= Exercise brief =
Omit the pictures, then reproduce every remaining record exactly.

= Records provided =

BEGIN

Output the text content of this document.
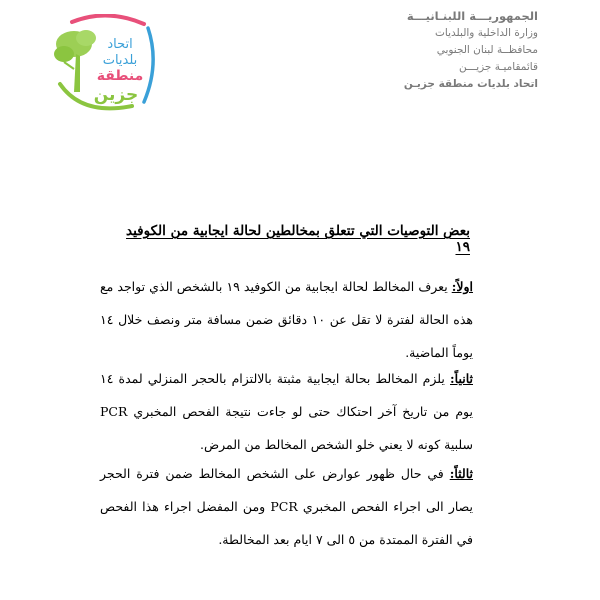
اتحاد
بلديات
منطقة
جزين
الجمهوريـــة اللبنـانيـــة
وزارة الداخلية والبلديات
محافظــة لبنان الجنوبي
قائمقاميـة جزيـــن
اتحاد بلديات منطقة جزيـن
بعض التوصيات التي تتعلق بمخالطين لحالة ايجابية من الكوفيد ١٩
اولاً: يعرف المخالط لحالة ايجابية من الكوفيد ١٩ بالشخص الذي تواجد مع هذه الحالة لفترة لا تقل عن ١٠ دقائق ضمن مسافة متر ونصف خلال ١٤ يوماً الماضية.
ثانياً: يلزم المخالط بحالة ايجابية مثبتة بالالتزام بالحجر المنزلي لمدة ١٤ يوم من تاريخ آخر احتكاك حتى لو جاءت نتيجة الفحص المخبري PCR سلبية كونه لا يعني خلو الشخص المخالط من المرض.
ثالثاً: في حال ظهور عوارض على الشخص المخالط ضمن فترة الحجر يصار الى اجراء الفحص المخبري PCR ومن المفضل اجراء هذا الفحص في الفترة الممتدة من ٥ الى ٧ ايام بعد المخالطة.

END

= Reply =
Output the text content of this document.
اتحاد
بلديات
منطقة
جزين
الجمهوريـــة اللبنـانيـــة
وزارة الداخلية والبلديات
محافظــة لبنان الجنوبي
قائمقاميـة جزيـــن
اتحاد بلديات منطقة جزيـن
بعض التوصيات التي تتعلق بمخالطين لحالة ايجابية من الكوفيد ١٩
اولاً: يعرف المخالط لحالة ايجابية من الكوفيد ١٩ بالشخص الذي تواجد مع هذه الحالة لفترة لا تقل عن ١٠ دقائق ضمن مسافة متر ونصف خلال ١٤ يوماً الماضية.
ثانياً: يلزم المخالط بحالة ايجابية مثبتة بالالتزام بالحجر المنزلي لمدة ١٤ يوم من تاريخ آخر احتكاك حتى لو جاءت نتيجة الفحص المخبري PCR سلبية كونه لا يعني خلو الشخص المخالط من المرض.
ثالثاً: في حال ظهور عوارض على الشخص المخالط ضمن فترة الحجر يصار الى اجراء الفحص المخبري PCR ومن المفضل اجراء هذا الفحص في الفترة الممتدة من ٥ الى ٧ ايام بعد المخالطة.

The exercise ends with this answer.